— BEGIN —

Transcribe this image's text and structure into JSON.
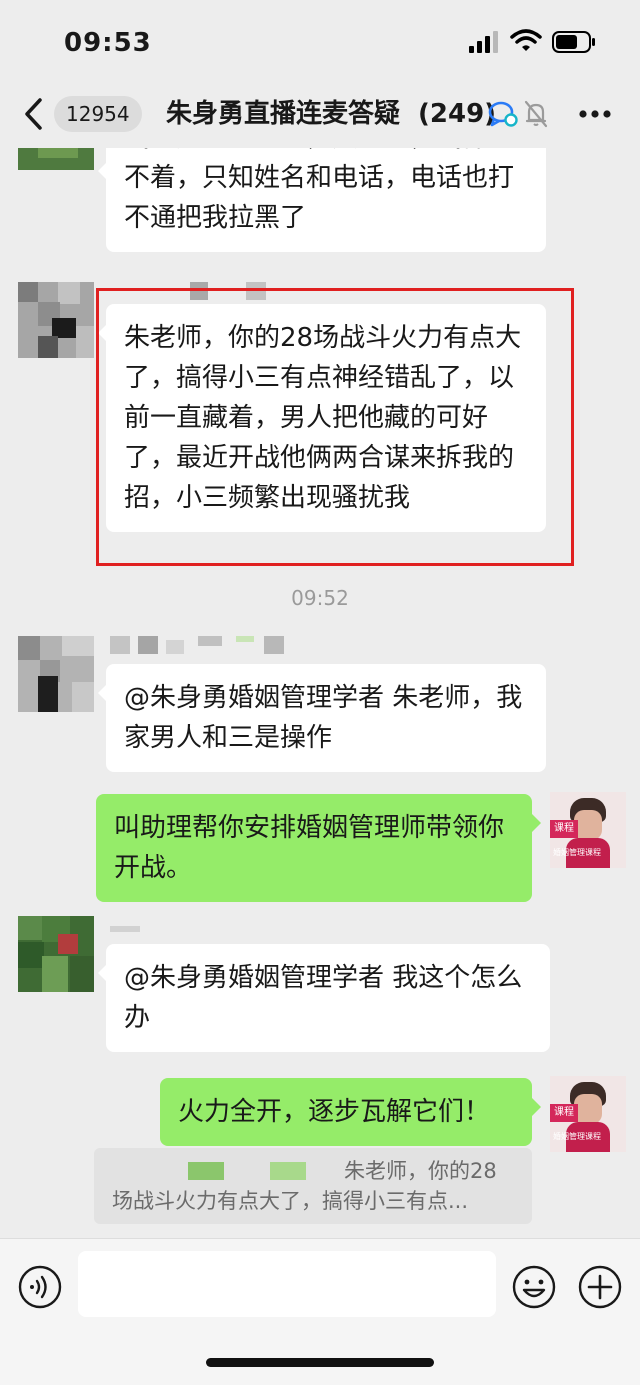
{
  "status_bar": {
    "time": "09:53"
  },
  "header": {
    "unread_count": "12954",
    "title": "朱身勇直播连麦答疑",
    "member_count": "(249)"
  },
  "messages": [
    {
      "side": "left",
      "text": "我这边这个小三，失踪了，我都找不着，只知姓名和电话，电话也打不通把我拉黑了"
    },
    {
      "side": "left",
      "text": "朱老师，你的28场战斗火力有点大了，搞得小三有点神经错乱了，以前一直藏着，男人把他藏的可好了，最近开战他俩两合谋来拆我的招，小三频繁出现骚扰我"
    },
    {
      "type": "time",
      "text": "09:52"
    },
    {
      "side": "left",
      "text": "@朱身勇婚姻管理学者 朱老师，我家男人和三是操作"
    },
    {
      "side": "right",
      "text": "叫助理帮你安排婚姻管理师带领你开战。"
    },
    {
      "side": "left",
      "text": "@朱身勇婚姻管理学者 我这个怎么办"
    },
    {
      "side": "right",
      "text": "火力全开，逐步瓦解它们！"
    }
  ],
  "quote": {
    "line1": "朱老师，你的28",
    "line2": "场战斗火力有点大了，搞得小三有点..."
  },
  "avatar_right": {
    "label_top": "课程",
    "label_bottom": "婚姻管理课程"
  },
  "colors": {
    "background": "#ededed",
    "bubble_self": "#95ec69",
    "bubble_other": "#ffffff",
    "highlight": "#e02020"
  },
  "icons": [
    "back-icon",
    "signal-icon",
    "wifi-icon",
    "battery-icon",
    "channel-icon",
    "mute-icon",
    "more-icon",
    "voice-icon",
    "emoji-icon",
    "plus-icon"
  ]
}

— END —

- Do this -
Leave out the pictures and give the rest of the records again exactly.

- Finished exercise -
Transcribe this image's text and structure into JSON.
{
  "status_bar": {
    "time": "09:53"
  },
  "header": {
    "unread_count": "12954",
    "title": "朱身勇直播连麦答疑",
    "member_count": "(249)"
  },
  "messages": [
    {
      "side": "left",
      "text": "我这边这个小三，失踪了，我都找不着，只知姓名和电话，电话也打不通把我拉黑了"
    },
    {
      "side": "left",
      "text": "朱老师，你的28场战斗火力有点大了，搞得小三有点神经错乱了，以前一直藏着，男人把他藏的可好了，最近开战他俩两合谋来拆我的招，小三频繁出现骚扰我"
    },
    {
      "type": "time",
      "text": "09:52"
    },
    {
      "side": "left",
      "text": "@朱身勇婚姻管理学者 朱老师，我家男人和三是操作"
    },
    {
      "side": "right",
      "text": "叫助理帮你安排婚姻管理师带领你开战。"
    },
    {
      "side": "left",
      "text": "@朱身勇婚姻管理学者 我这个怎么办"
    },
    {
      "side": "right",
      "text": "火力全开，逐步瓦解它们！"
    }
  ],
  "quote": {
    "line1": "朱老师，你的28",
    "line2": "场战斗火力有点大了，搞得小三有点..."
  },
  "avatar_right": {
    "label_top": "课程",
    "label_bottom": "婚姻管理课程"
  },
  "colors": {
    "background": "#ededed",
    "bubble_self": "#95ec69",
    "bubble_other": "#ffffff",
    "highlight": "#e02020"
  },
  "icons": [
    "back-icon",
    "signal-icon",
    "wifi-icon",
    "battery-icon",
    "channel-icon",
    "mute-icon",
    "more-icon",
    "voice-icon",
    "emoji-icon",
    "plus-icon"
  ]
}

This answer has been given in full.